AVAILABLE RECORDS:
==========
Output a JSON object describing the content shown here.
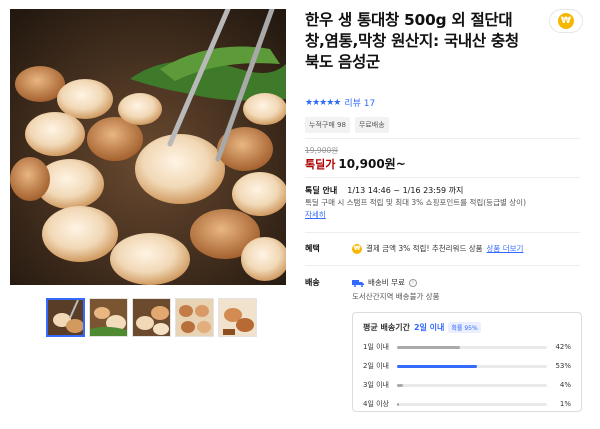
{
  "product": {
    "title": "한우 생 통대창 500g 외 절단대창,염통,막창 원산지: 국내산 충청북도 음성군",
    "rating_stars": "★★★★★",
    "review_label": "리뷰 17",
    "tags": [
      "누적구매 98",
      "무료배송"
    ],
    "original_price": "19,900원",
    "sale_label": "톡딜가",
    "sale_price": "10,900원~",
    "deal_label": "톡딜 안내",
    "deal_period": "1/13 14:46 ~ 1/16 23:59 까지",
    "deal_desc": "톡딜 구매 시 스탬프 적립 및 최대 3% 쇼핑포인트를 적립(등급별 상이)",
    "deal_link": "자세히"
  },
  "benefit": {
    "label": "혜택",
    "text": "결제 금액 3% 적립! 추천리워드 상품",
    "link": "상품 더보기",
    "coin": "₩"
  },
  "shipping": {
    "label": "배송",
    "fee": "배송비 무료",
    "note": "도서산간지역 배송불가 상품",
    "avg_title": "평균 배송기간",
    "avg_value": "2일 이내",
    "avg_badge": "확률 95%",
    "rows": [
      {
        "label": "1일 이내",
        "pct": "42%",
        "value": 0.42
      },
      {
        "label": "2일 이내",
        "pct": "53%",
        "value": 0.53
      },
      {
        "label": "3일 이내",
        "pct": "4%",
        "value": 0.04
      },
      {
        "label": "4일 이상",
        "pct": "1%",
        "value": 0.01
      }
    ]
  },
  "brand_badge": "₩",
  "colors": {
    "accent": "#346aff",
    "sale": "#ae0000",
    "coin": "#f5b700"
  },
  "icons": [
    "star-icon",
    "coin-icon",
    "truck-icon",
    "info-icon"
  ]
}
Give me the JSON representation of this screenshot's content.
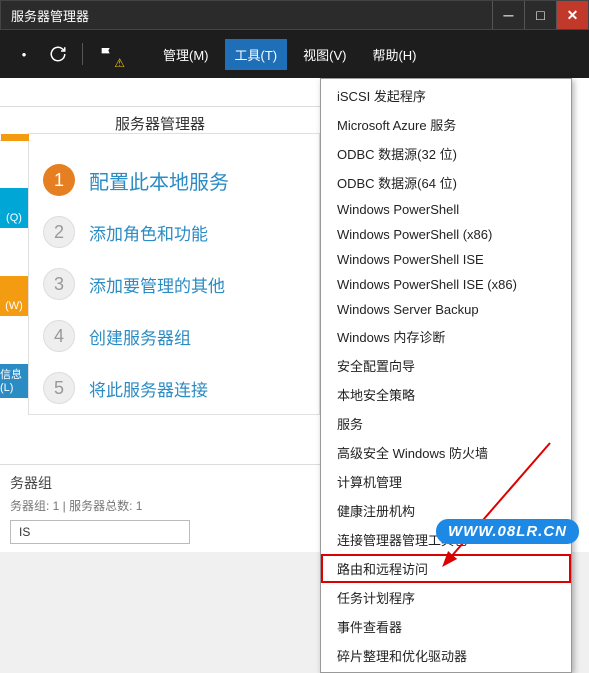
{
  "window": {
    "title": "服务器管理器"
  },
  "menubar": {
    "manage": "管理(M)",
    "tools": "工具(T)",
    "view": "视图(V)",
    "help": "帮助(H)"
  },
  "sub_header": "服务器管理器",
  "left_tags": {
    "q": "(Q)",
    "w": "(W)",
    "l": "信息(L)"
  },
  "steps": [
    {
      "label": "配置此本地服务"
    },
    {
      "label": "添加角色和功能"
    },
    {
      "label": "添加要管理的其他"
    },
    {
      "label": "创建服务器组"
    },
    {
      "label": "将此服务器连接"
    }
  ],
  "group": {
    "title": "务器组",
    "sub": "务器组: 1 | 服务器总数: 1",
    "box": "IS"
  },
  "tools_menu": [
    "iSCSI 发起程序",
    "Microsoft Azure 服务",
    "ODBC 数据源(32 位)",
    "ODBC 数据源(64 位)",
    "Windows PowerShell",
    "Windows PowerShell (x86)",
    "Windows PowerShell ISE",
    "Windows PowerShell ISE (x86)",
    "Windows Server Backup",
    "Windows 内存诊断",
    "安全配置向导",
    "本地安全策略",
    "服务",
    "高级安全 Windows 防火墙",
    "计算机管理",
    "健康注册机构",
    "连接管理器管理工具包",
    "路由和远程访问",
    "任务计划程序",
    "事件查看器",
    "碎片整理和优化驱动器"
  ],
  "highlighted_tool_index": 17,
  "watermark": "WWW.08LR.CN"
}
==========
WRITTEN INSTRUCTION: Take each line containing the string "Windows" and copy it out.

IN RESPONSE:
    "Windows PowerShell",
    "Windows PowerShell (x86)",
    "Windows PowerShell ISE",
    "Windows PowerShell ISE (x86)",
    "Windows Server Backup",
    "Windows 内存诊断",
    "高级安全 Windows 防火墙",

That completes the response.